▸ REQUIRED WORK
Repeat every line exactly, keeping the pictures out of the copy.

Rows from a figure dataset:

::::::

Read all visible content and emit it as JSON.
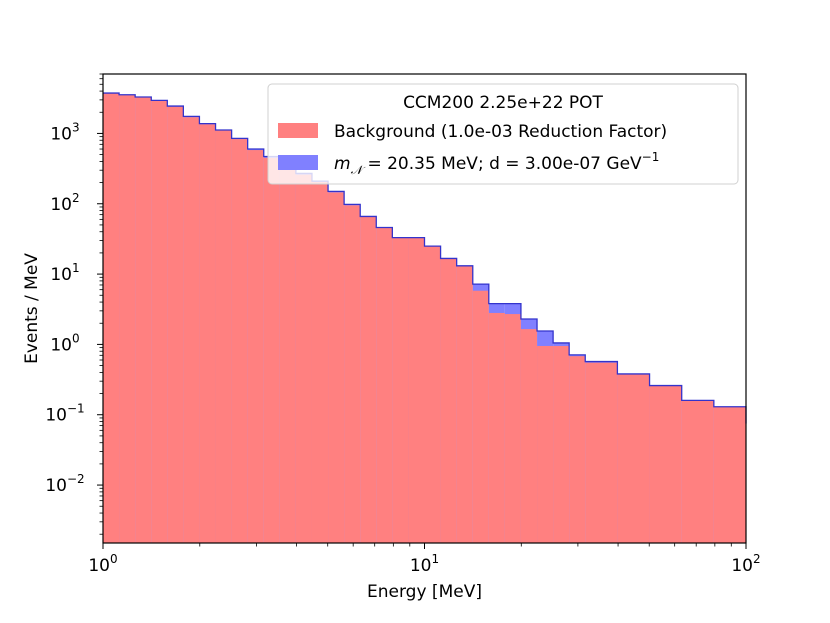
{
  "chart_data": {
    "type": "area",
    "plot_style": "step-histogram",
    "xlabel": "Energy [MeV]",
    "ylabel": "Events / MeV",
    "x_scale": "log",
    "y_scale": "log",
    "xlim": [
      1,
      100
    ],
    "ylim": [
      0.0015,
      7000
    ],
    "x_ticks": [
      {
        "value": 1,
        "base": "10",
        "exp": "0"
      },
      {
        "value": 10,
        "base": "10",
        "exp": "1"
      },
      {
        "value": 100,
        "base": "10",
        "exp": "2"
      }
    ],
    "y_ticks": [
      {
        "value": 0.01,
        "base": "10",
        "exp": "−2"
      },
      {
        "value": 0.1,
        "base": "10",
        "exp": "−1"
      },
      {
        "value": 1,
        "base": "10",
        "exp": "0"
      },
      {
        "value": 10,
        "base": "10",
        "exp": "1"
      },
      {
        "value": 100,
        "base": "10",
        "exp": "2"
      },
      {
        "value": 1000,
        "base": "10",
        "exp": "3"
      }
    ],
    "legend": {
      "title": "CCM200 2.25e+22 POT",
      "placement": "upper-right"
    },
    "bin_edges": [
      1.0,
      1.122,
      1.259,
      1.413,
      1.585,
      1.778,
      1.995,
      2.239,
      2.512,
      2.818,
      3.162,
      3.548,
      3.981,
      4.467,
      5.012,
      5.623,
      6.31,
      7.079,
      7.943,
      8.913,
      10.0,
      11.22,
      12.59,
      14.13,
      15.85,
      17.78,
      19.95,
      22.39,
      25.12,
      28.18,
      31.62,
      39.81,
      50.12,
      63.1,
      79.43,
      100.0
    ],
    "series": [
      {
        "name": "Background (1.0e-03 Reduction Factor)",
        "color": "#ff8080",
        "values": [
          3700,
          3500,
          3250,
          2900,
          2400,
          1700,
          1350,
          1100,
          830,
          580,
          450,
          350,
          260,
          205,
          145,
          95,
          65,
          46,
          33,
          33,
          25,
          16.5,
          13,
          5.8,
          2.8,
          2.7,
          1.65,
          0.95,
          0.95,
          0.68,
          0.55,
          0.38,
          0.26,
          0.16,
          0.13,
          0.075
        ]
      },
      {
        "name_prefix": "m",
        "name_sub": "𝒩",
        "name_suffix": " = 20.35 MeV; d = 3.00e-07 GeV",
        "name_sup": "−1",
        "color": "#8080ff",
        "values": [
          3750,
          3550,
          3300,
          2950,
          2450,
          1750,
          1380,
          1120,
          850,
          600,
          470,
          360,
          270,
          210,
          150,
          98,
          66,
          46,
          33,
          33,
          25,
          16.7,
          13.1,
          7.2,
          3.8,
          3.8,
          2.3,
          1.55,
          1.05,
          0.71,
          0.57,
          0.38,
          0.26,
          0.16,
          0.13,
          0.075
        ]
      }
    ],
    "edge_color": "#3333cc",
    "grid": false
  }
}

::::::

▸ RESPONSE
Read all visible content and emit it as JSON.
{
  "chart_data": {
    "type": "area",
    "plot_style": "step-histogram",
    "xlabel": "Energy [MeV]",
    "ylabel": "Events / MeV",
    "x_scale": "log",
    "y_scale": "log",
    "xlim": [
      1,
      100
    ],
    "ylim": [
      0.0015,
      7000
    ],
    "x_ticks": [
      {
        "value": 1,
        "base": "10",
        "exp": "0"
      },
      {
        "value": 10,
        "base": "10",
        "exp": "1"
      },
      {
        "value": 100,
        "base": "10",
        "exp": "2"
      }
    ],
    "y_ticks": [
      {
        "value": 0.01,
        "base": "10",
        "exp": "−2"
      },
      {
        "value": 0.1,
        "base": "10",
        "exp": "−1"
      },
      {
        "value": 1,
        "base": "10",
        "exp": "0"
      },
      {
        "value": 10,
        "base": "10",
        "exp": "1"
      },
      {
        "value": 100,
        "base": "10",
        "exp": "2"
      },
      {
        "value": 1000,
        "base": "10",
        "exp": "3"
      }
    ],
    "legend": {
      "title": "CCM200 2.25e+22 POT",
      "placement": "upper-right"
    },
    "bin_edges": [
      1.0,
      1.122,
      1.259,
      1.413,
      1.585,
      1.778,
      1.995,
      2.239,
      2.512,
      2.818,
      3.162,
      3.548,
      3.981,
      4.467,
      5.012,
      5.623,
      6.31,
      7.079,
      7.943,
      8.913,
      10.0,
      11.22,
      12.59,
      14.13,
      15.85,
      17.78,
      19.95,
      22.39,
      25.12,
      28.18,
      31.62,
      39.81,
      50.12,
      63.1,
      79.43,
      100.0
    ],
    "series": [
      {
        "name": "Background (1.0e-03 Reduction Factor)",
        "color": "#ff8080",
        "values": [
          3700,
          3500,
          3250,
          2900,
          2400,
          1700,
          1350,
          1100,
          830,
          580,
          450,
          350,
          260,
          205,
          145,
          95,
          65,
          46,
          33,
          33,
          25,
          16.5,
          13,
          5.8,
          2.8,
          2.7,
          1.65,
          0.95,
          0.95,
          0.68,
          0.55,
          0.38,
          0.26,
          0.16,
          0.13,
          0.075
        ]
      },
      {
        "name_prefix": "m",
        "name_sub": "𝒩",
        "name_suffix": " = 20.35 MeV; d = 3.00e-07 GeV",
        "name_sup": "−1",
        "color": "#8080ff",
        "values": [
          3750,
          3550,
          3300,
          2950,
          2450,
          1750,
          1380,
          1120,
          850,
          600,
          470,
          360,
          270,
          210,
          150,
          98,
          66,
          46,
          33,
          33,
          25,
          16.7,
          13.1,
          7.2,
          3.8,
          3.8,
          2.3,
          1.55,
          1.05,
          0.71,
          0.57,
          0.38,
          0.26,
          0.16,
          0.13,
          0.075
        ]
      }
    ],
    "edge_color": "#3333cc",
    "grid": false
  }
}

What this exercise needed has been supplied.